**What the exercise asks:** Copy the data from the line that contains "Read all visible content and emit it as JSON." to its last line, exactly, including both of those lines and leaving out everything before.

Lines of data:
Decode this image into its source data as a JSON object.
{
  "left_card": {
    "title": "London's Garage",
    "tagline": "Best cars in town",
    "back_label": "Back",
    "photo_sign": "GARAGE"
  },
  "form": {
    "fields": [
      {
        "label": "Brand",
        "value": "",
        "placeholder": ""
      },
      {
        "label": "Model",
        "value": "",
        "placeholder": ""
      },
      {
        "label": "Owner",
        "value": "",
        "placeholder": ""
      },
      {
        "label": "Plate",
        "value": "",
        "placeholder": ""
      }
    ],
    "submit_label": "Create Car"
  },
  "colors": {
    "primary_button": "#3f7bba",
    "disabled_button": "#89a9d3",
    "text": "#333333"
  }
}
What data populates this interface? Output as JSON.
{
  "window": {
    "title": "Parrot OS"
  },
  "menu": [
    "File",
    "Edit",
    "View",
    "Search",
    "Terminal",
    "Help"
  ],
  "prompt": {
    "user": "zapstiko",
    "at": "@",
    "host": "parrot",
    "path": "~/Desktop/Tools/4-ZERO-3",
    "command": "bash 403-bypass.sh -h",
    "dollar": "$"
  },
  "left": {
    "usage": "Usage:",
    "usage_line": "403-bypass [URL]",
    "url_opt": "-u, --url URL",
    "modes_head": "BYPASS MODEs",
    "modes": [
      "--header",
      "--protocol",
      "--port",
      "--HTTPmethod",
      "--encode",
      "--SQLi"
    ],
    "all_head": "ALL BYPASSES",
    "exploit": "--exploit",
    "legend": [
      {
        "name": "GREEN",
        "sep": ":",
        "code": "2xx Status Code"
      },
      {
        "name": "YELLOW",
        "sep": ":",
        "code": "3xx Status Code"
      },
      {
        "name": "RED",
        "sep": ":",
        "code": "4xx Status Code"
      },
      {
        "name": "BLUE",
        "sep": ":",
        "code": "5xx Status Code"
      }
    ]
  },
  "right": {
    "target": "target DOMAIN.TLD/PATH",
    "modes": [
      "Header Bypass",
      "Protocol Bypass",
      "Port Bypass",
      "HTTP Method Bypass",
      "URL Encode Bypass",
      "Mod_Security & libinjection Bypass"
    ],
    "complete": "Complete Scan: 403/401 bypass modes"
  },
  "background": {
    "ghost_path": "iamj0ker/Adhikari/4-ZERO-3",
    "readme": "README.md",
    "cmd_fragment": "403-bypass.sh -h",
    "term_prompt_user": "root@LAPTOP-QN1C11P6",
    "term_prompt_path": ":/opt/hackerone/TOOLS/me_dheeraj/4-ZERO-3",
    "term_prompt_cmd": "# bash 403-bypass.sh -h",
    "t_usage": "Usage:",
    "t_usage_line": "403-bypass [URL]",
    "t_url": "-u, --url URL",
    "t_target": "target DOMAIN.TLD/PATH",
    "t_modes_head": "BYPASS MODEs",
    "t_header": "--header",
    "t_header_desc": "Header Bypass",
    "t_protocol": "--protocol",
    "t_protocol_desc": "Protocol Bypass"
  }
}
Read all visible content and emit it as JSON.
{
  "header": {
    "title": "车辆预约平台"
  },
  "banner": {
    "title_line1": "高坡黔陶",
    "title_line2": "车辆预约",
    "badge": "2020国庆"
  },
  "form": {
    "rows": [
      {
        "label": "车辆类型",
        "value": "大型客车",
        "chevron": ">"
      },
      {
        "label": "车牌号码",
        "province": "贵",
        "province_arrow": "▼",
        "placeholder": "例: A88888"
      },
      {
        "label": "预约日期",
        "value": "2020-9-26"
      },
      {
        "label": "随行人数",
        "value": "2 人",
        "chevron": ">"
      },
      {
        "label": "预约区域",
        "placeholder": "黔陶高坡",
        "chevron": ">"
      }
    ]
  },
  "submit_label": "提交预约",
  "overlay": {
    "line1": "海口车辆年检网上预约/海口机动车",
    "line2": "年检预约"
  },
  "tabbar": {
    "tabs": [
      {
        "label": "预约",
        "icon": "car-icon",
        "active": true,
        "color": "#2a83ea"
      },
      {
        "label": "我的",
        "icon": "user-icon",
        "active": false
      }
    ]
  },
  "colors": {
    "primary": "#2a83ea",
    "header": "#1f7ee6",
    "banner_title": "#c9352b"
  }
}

**Task solution:**
Read all visible content and emit it as JSON.
{
  "header": {
    "title": "车辆预约平台"
  },
  "banner": {
    "title_line1": "高坡黔陶",
    "title_line2": "车辆预约",
    "badge": "2020国庆"
  },
  "form": {
    "rows": [
      {
        "label": "车辆类型",
        "value": "大型客车",
        "chevron": ">"
      },
      {
        "label": "车牌号码",
        "province": "贵",
        "province_arrow": "▼",
        "placeholder": "例: A88888"
      },
      {
        "label": "预约日期",
        "value": "2020-9-26"
      },
      {
        "label": "随行人数",
        "value": "2 人",
        "chevron": ">"
      },
      {
        "label": "预约区域",
        "placeholder": "黔陶高坡",
        "chevron": ">"
      }
    ]
  },
  "submit_label": "提交预约",
  "overlay": {
    "line1": "海口车辆年检网上预约/海口机动车",
    "line2": "年检预约"
  },
  "tabbar": {
    "tabs": [
      {
        "label": "预约",
        "icon": "car-icon",
        "active": true,
        "color": "#2a83ea"
      },
      {
        "label": "我的",
        "icon": "user-icon",
        "active": false
      }
    ]
  },
  "colors": {
    "primary": "#2a83ea",
    "header": "#1f7ee6",
    "banner_title": "#c9352b"
  }
}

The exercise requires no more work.